> _TASK DESCRIPTION_
Gather all lines with the word "this" in them.

> _PROVIDED ENTRIES_
───

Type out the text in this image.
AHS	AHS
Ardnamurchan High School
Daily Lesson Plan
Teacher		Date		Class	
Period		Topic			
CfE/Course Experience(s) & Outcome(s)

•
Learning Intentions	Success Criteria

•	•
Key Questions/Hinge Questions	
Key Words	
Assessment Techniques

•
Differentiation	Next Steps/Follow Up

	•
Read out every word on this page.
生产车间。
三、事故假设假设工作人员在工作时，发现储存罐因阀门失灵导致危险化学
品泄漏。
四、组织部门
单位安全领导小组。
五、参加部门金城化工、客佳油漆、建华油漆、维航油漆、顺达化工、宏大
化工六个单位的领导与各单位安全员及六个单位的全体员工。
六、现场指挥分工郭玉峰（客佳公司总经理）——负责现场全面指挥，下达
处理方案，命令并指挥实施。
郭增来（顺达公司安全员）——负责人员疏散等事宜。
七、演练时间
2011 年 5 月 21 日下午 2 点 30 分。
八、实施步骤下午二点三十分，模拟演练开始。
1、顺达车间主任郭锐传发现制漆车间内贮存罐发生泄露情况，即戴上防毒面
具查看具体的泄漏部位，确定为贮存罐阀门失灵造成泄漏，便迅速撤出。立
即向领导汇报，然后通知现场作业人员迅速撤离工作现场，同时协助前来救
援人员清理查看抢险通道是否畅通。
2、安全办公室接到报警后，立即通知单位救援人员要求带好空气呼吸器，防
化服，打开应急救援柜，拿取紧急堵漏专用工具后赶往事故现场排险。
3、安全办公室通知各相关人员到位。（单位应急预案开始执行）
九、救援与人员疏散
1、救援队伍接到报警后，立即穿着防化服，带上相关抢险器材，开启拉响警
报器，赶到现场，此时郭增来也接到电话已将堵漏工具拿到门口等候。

───

> _THE RESPONSE_
Type out the text in this image.
Read out every word on this page.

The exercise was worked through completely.